Format the listing as a numbered list, from its first line through the line that contains "legend-swatch — [1543, 456, 1563, 476]", and leave out any blank lines.
begin MATERIAL TO PROCESS
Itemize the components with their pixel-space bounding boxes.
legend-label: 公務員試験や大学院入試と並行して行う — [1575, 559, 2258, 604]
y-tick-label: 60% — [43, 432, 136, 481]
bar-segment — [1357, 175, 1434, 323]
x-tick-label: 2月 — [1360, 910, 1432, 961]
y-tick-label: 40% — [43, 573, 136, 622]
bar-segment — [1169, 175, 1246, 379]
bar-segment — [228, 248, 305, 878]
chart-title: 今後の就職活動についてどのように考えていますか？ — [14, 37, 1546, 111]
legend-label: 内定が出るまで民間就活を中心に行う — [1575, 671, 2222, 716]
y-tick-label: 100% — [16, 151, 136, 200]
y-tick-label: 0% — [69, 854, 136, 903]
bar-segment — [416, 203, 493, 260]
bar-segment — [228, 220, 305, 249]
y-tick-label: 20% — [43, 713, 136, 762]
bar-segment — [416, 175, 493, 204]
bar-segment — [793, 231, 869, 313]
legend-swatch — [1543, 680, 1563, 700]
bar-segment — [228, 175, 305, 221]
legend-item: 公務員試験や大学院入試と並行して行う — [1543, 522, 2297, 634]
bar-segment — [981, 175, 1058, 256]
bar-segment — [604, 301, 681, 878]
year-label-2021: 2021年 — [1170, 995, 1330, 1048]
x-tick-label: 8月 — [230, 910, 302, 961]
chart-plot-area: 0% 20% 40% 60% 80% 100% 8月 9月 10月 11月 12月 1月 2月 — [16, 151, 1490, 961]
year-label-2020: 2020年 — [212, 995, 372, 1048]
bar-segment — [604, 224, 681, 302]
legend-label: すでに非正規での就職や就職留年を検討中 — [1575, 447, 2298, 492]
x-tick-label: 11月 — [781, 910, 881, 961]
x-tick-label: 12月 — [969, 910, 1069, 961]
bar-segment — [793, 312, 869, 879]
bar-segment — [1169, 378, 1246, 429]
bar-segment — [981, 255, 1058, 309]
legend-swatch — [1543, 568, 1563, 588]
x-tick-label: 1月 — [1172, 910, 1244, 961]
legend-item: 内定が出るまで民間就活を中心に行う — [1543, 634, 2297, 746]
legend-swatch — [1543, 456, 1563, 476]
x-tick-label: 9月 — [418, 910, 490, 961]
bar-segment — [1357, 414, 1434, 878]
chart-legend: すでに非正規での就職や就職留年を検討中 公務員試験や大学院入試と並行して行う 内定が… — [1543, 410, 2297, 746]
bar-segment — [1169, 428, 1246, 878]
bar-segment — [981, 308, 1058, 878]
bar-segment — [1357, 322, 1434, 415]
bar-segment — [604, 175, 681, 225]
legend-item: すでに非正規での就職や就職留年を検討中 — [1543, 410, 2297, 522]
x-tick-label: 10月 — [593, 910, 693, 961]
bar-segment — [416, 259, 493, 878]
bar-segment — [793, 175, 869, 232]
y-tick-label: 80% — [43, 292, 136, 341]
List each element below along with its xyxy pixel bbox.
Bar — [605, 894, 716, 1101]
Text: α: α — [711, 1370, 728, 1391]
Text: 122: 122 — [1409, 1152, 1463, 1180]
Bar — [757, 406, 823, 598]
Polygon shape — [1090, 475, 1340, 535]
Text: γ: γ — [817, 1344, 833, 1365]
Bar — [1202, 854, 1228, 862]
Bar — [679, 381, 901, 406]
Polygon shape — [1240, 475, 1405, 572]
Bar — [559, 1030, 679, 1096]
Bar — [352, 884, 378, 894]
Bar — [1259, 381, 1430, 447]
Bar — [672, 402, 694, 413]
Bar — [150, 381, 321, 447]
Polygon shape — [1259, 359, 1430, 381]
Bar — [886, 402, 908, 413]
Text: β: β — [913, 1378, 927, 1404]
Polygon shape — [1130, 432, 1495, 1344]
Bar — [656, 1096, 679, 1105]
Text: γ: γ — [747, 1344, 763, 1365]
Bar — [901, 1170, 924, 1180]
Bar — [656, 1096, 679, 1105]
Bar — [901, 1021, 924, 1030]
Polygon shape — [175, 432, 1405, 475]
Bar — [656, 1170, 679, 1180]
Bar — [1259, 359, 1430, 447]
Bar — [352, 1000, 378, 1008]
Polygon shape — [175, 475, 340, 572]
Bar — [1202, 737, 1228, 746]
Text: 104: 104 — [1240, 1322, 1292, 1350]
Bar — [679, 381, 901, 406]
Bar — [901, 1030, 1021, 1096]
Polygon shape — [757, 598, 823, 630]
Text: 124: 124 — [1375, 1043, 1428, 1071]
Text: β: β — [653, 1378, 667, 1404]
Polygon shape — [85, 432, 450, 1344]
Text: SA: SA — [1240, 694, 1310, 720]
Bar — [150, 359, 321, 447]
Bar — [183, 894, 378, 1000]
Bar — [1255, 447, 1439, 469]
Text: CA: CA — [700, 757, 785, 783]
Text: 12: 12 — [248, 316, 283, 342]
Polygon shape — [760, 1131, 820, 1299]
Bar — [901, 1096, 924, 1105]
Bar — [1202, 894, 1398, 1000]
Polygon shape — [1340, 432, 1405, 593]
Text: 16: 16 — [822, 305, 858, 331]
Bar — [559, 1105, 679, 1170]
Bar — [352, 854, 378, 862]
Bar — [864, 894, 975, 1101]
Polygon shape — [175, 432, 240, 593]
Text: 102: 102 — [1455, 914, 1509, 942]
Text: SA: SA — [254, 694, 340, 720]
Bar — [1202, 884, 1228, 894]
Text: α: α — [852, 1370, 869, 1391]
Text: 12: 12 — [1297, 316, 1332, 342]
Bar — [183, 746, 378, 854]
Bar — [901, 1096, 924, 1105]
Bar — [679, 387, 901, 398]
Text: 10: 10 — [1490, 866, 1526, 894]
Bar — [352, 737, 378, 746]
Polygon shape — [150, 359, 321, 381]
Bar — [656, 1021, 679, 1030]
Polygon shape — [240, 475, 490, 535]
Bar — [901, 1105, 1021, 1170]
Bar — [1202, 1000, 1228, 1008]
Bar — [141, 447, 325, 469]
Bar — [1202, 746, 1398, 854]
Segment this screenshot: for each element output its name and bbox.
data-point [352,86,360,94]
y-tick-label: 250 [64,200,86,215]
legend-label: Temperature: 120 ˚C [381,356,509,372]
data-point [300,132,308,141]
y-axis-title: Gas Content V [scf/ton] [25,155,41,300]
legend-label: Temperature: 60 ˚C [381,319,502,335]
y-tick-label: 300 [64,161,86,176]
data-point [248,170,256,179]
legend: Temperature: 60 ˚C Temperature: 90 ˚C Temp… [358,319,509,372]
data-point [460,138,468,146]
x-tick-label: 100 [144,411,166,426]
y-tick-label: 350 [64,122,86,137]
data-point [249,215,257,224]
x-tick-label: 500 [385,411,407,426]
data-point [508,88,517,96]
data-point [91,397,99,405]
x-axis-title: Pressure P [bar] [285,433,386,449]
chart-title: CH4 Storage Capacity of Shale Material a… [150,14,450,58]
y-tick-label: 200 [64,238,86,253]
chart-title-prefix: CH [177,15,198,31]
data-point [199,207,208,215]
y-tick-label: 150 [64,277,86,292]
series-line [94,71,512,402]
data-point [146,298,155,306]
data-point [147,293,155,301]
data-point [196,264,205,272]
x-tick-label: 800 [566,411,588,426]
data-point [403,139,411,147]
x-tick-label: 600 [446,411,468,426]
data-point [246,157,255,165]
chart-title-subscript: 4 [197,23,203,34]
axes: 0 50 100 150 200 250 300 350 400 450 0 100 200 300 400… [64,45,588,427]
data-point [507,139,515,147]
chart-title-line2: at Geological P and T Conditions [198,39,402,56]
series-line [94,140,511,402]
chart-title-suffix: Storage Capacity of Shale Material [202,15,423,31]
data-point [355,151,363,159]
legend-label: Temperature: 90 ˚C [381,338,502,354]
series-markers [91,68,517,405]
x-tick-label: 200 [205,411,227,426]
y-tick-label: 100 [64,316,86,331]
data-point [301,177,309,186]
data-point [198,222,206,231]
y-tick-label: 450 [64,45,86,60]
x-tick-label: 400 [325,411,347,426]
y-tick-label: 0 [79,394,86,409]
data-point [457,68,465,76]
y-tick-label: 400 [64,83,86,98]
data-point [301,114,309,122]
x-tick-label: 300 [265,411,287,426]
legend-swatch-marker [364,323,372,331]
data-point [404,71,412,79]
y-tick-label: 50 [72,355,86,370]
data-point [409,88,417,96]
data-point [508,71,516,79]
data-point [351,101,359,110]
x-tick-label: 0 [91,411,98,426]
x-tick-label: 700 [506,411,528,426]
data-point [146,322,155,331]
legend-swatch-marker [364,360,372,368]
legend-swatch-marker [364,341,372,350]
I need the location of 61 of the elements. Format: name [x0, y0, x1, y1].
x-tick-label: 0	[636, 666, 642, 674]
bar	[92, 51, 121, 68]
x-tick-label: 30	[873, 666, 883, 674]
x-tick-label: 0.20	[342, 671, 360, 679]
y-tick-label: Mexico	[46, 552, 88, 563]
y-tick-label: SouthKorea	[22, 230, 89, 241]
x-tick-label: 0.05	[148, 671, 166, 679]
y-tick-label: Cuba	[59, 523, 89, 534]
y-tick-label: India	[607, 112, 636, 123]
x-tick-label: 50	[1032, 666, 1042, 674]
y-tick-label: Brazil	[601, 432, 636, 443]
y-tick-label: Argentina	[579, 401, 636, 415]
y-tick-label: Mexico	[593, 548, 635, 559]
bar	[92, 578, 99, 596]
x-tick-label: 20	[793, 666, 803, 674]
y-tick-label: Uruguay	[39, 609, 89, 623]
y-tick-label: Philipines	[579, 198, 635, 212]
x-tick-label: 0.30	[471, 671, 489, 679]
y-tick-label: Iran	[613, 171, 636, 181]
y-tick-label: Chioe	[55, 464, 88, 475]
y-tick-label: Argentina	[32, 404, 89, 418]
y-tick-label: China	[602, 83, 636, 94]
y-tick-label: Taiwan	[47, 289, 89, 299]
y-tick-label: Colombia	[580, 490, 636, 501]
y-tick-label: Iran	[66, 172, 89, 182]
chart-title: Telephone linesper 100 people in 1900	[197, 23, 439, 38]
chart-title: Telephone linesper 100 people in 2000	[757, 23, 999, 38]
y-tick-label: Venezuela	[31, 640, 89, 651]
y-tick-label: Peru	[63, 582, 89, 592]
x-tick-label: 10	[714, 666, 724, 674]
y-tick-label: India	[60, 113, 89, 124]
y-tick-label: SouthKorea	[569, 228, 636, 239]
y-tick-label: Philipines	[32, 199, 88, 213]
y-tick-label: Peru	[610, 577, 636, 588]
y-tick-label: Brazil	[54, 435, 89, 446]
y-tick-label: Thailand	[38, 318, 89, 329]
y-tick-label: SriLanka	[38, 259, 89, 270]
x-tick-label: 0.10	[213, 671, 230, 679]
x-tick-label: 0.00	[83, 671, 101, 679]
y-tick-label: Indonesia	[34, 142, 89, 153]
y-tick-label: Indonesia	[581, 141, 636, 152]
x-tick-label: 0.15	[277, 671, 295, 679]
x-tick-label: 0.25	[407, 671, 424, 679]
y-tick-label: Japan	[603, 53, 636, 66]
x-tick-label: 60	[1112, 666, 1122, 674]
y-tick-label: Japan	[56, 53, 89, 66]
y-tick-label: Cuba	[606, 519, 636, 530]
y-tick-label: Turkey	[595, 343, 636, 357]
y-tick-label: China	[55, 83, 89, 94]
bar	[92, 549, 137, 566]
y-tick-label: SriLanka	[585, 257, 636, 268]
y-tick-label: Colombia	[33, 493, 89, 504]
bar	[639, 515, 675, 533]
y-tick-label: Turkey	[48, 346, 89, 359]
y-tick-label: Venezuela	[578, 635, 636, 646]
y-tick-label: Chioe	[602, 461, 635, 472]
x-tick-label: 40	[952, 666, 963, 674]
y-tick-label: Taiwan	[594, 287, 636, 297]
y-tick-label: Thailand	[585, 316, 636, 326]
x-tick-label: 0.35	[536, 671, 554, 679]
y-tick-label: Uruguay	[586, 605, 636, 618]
end MATERIAL TO PROCESS
# WRITTEN REPLY:
1. Itemize the components with their pixel-space bounding boxes.
2. legend-label: 公務員試験や大学院入試と並行して行う — [1575, 559, 2258, 604]
3. y-tick-label: 60% — [43, 432, 136, 481]
4. bar-segment — [1357, 175, 1434, 323]
5. x-tick-label: 2月 — [1360, 910, 1432, 961]
6. y-tick-label: 40% — [43, 573, 136, 622]
7. bar-segment — [1169, 175, 1246, 379]
8. bar-segment — [228, 248, 305, 878]
9. chart-title: 今後の就職活動についてどのように考えていますか？ — [14, 37, 1546, 111]
10. legend-label: 内定が出るまで民間就活を中心に行う — [1575, 671, 2222, 716]
11. y-tick-label: 100% — [16, 151, 136, 200]
12. y-tick-label: 0% — [69, 854, 136, 903]
13. bar-segment — [416, 203, 493, 260]
14. bar-segment — [228, 220, 305, 249]
15. y-tick-label: 20% — [43, 713, 136, 762]
16. bar-segment — [416, 175, 493, 204]
17. bar-segment — [793, 231, 869, 313]
18. legend-swatch — [1543, 680, 1563, 700]
19. bar-segment — [228, 175, 305, 221]
20. legend-item: 公務員試験や大学院入試と並行して行う — [1543, 522, 2297, 634]
21. bar-segment — [981, 175, 1058, 256]
22. bar-segment — [604, 301, 681, 878]
23. year-label-2021: 2021年 — [1170, 995, 1330, 1048]
24. x-tick-label: 8月 — [230, 910, 302, 961]
25. chart-plot-area: 0% 20% 40% 60% 80% 100% 8月 9月 10月 11月 12月 1月 2月 — [16, 151, 1490, 961]
26. year-label-2020: 2020年 — [212, 995, 372, 1048]
27. bar-segment — [604, 224, 681, 302]
28. legend-label: すでに非正規での就職や就職留年を検討中 — [1575, 447, 2298, 492]
29. x-tick-label: 11月 — [781, 910, 881, 961]
30. x-tick-label: 12月 — [969, 910, 1069, 961]
31. bar-segment — [793, 312, 869, 879]
32. bar-segment — [1169, 378, 1246, 429]
33. bar-segment — [981, 255, 1058, 309]
34. legend-swatch — [1543, 568, 1563, 588]
35. x-tick-label: 1月 — [1172, 910, 1244, 961]
36. legend-item: 内定が出るまで民間就活を中心に行う — [1543, 634, 2297, 746]
37. legend-swatch — [1543, 456, 1563, 476]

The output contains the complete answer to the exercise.